▶ [DO THIS]: Collect all lines containing the word "résiliation" from the data.

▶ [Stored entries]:
--- Start ---

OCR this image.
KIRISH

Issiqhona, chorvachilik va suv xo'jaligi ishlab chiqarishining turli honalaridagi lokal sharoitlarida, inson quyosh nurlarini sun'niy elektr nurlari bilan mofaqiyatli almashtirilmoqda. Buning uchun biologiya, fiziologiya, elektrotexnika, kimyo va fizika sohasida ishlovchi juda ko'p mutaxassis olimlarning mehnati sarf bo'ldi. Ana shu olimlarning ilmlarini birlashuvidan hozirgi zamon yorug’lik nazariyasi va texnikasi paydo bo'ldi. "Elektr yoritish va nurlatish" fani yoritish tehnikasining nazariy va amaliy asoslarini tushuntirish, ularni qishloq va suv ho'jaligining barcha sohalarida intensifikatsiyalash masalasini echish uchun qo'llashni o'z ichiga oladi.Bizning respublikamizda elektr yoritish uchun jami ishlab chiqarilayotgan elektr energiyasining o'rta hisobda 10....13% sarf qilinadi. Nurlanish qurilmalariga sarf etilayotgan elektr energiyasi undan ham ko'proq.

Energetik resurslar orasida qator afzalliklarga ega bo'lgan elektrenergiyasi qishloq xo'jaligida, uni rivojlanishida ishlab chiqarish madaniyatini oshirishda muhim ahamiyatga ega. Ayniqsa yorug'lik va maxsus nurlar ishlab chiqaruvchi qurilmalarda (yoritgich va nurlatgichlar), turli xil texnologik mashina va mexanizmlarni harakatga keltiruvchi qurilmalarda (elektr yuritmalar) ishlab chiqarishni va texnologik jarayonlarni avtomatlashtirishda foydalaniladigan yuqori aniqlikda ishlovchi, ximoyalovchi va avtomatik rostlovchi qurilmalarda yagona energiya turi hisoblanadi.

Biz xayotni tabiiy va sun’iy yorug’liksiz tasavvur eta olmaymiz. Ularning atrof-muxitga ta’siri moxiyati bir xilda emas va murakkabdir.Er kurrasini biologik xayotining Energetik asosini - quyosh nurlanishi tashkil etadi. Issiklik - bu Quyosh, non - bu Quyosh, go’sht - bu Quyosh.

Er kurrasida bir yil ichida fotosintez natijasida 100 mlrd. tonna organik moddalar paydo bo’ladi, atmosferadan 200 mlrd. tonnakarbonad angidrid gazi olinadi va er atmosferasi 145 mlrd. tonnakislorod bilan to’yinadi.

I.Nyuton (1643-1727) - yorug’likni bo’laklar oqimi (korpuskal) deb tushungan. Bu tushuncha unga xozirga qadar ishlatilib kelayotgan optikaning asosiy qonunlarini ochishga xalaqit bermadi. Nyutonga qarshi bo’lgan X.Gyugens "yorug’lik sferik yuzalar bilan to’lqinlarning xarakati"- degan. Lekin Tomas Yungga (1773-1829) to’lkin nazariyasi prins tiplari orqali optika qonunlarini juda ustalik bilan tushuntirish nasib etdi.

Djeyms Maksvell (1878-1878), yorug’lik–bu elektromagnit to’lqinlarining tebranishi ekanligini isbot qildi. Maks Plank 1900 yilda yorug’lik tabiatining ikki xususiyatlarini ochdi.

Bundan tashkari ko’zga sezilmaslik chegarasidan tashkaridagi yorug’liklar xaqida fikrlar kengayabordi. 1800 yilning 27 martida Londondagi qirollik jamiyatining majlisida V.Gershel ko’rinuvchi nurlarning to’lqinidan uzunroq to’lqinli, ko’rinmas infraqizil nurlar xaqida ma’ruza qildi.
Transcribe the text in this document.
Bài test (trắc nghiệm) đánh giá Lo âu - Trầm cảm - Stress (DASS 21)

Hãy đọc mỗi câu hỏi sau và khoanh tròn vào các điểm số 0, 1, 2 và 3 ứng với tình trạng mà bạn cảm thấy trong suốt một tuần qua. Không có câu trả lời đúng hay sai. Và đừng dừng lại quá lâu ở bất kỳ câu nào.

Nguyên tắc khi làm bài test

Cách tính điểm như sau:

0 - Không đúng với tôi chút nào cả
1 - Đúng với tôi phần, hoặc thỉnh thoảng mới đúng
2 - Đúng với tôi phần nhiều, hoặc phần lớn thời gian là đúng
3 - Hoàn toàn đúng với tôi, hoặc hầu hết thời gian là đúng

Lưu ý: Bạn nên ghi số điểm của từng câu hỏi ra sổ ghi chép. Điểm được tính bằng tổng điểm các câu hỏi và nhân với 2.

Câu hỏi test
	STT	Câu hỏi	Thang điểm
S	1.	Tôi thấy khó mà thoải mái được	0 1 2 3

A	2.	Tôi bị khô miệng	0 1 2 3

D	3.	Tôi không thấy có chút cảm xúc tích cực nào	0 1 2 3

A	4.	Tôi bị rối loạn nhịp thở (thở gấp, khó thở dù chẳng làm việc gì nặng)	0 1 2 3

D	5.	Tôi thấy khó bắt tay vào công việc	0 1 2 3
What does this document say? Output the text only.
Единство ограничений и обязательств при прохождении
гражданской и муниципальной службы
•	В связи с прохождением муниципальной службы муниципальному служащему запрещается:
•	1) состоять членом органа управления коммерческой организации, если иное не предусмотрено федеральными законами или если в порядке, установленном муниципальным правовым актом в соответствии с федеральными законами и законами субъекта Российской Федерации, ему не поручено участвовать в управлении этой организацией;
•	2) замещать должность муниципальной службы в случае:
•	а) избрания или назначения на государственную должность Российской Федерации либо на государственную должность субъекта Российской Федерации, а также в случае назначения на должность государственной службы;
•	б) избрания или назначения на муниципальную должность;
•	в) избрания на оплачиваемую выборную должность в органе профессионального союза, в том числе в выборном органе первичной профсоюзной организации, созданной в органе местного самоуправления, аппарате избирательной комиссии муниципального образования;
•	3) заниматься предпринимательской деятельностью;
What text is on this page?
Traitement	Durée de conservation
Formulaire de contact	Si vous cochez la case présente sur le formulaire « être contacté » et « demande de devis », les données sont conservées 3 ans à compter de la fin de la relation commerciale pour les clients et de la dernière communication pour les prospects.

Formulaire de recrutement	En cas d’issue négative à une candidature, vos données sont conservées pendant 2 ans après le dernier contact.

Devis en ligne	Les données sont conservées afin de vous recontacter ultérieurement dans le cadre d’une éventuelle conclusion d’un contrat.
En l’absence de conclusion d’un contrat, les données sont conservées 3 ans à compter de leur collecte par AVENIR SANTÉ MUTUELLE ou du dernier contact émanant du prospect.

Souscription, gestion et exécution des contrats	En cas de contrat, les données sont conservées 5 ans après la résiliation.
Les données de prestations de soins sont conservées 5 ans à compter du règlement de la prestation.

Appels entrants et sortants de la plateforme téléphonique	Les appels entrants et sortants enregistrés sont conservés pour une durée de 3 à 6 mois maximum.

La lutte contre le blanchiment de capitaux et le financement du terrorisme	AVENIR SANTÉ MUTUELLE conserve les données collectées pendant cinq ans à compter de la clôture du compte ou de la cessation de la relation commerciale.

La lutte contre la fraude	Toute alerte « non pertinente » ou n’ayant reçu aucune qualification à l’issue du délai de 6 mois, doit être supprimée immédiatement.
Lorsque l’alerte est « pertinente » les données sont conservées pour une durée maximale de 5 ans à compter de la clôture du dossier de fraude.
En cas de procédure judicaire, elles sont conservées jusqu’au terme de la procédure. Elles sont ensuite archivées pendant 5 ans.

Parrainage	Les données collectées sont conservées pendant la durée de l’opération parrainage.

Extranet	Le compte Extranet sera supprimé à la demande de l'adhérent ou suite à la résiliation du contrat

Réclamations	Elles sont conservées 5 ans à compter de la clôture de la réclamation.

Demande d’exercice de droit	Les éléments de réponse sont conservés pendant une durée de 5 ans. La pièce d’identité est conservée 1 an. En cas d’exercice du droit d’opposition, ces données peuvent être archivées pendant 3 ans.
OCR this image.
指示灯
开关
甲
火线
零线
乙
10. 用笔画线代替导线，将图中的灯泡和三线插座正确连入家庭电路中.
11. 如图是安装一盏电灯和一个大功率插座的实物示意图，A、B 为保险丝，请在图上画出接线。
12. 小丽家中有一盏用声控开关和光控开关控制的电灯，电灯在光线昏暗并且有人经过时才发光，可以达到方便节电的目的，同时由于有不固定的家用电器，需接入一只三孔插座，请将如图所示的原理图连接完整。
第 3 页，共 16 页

--- End ---

▶ [RESPONSE]:
Souscription, gestion et exécution des contrats	En cas de contrat, les données sont conservées 5 ans après la résiliation.
Extranet	Le compte Extranet sera supprimé à la demande de l'adhérent ou suite à la résiliation du contrat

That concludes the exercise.